--- SUPPLIED INFORMATION ---
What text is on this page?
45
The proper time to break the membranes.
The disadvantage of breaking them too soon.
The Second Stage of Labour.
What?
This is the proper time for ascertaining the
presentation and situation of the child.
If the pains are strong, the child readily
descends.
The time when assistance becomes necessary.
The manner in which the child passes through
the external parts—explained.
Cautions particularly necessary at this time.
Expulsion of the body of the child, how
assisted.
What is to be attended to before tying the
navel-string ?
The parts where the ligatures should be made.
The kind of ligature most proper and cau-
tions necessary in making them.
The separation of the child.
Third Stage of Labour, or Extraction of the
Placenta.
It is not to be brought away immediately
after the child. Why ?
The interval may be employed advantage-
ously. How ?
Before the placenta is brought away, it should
---
Each line of the material above needs to be quoted exactly, please.

» **RESULT BELOW**:
What text is on this page?
45
The proper time to break the membranes.
The disadvantage of breaking them too soon.
The Second Stage of Labour.
What?
This is the proper time for ascertaining the
presentation and situation of the child.
If the pains are strong, the child readily
descends.
The time when assistance becomes necessary.
The manner in which the child passes through
the external parts—explained.
Cautions particularly necessary at this time.
Expulsion of the body of the child, how
assisted.
What is to be attended to before tying the
navel-string ?
The parts where the ligatures should be made.
The kind of ligature most proper and cau-
tions necessary in making them.
The separation of the child.
Third Stage of Labour, or Extraction of the
Placenta.
It is not to be brought away immediately
after the child. Why ?
The interval may be employed advantage-
ously. How ?
Before the placenta is brought away, it should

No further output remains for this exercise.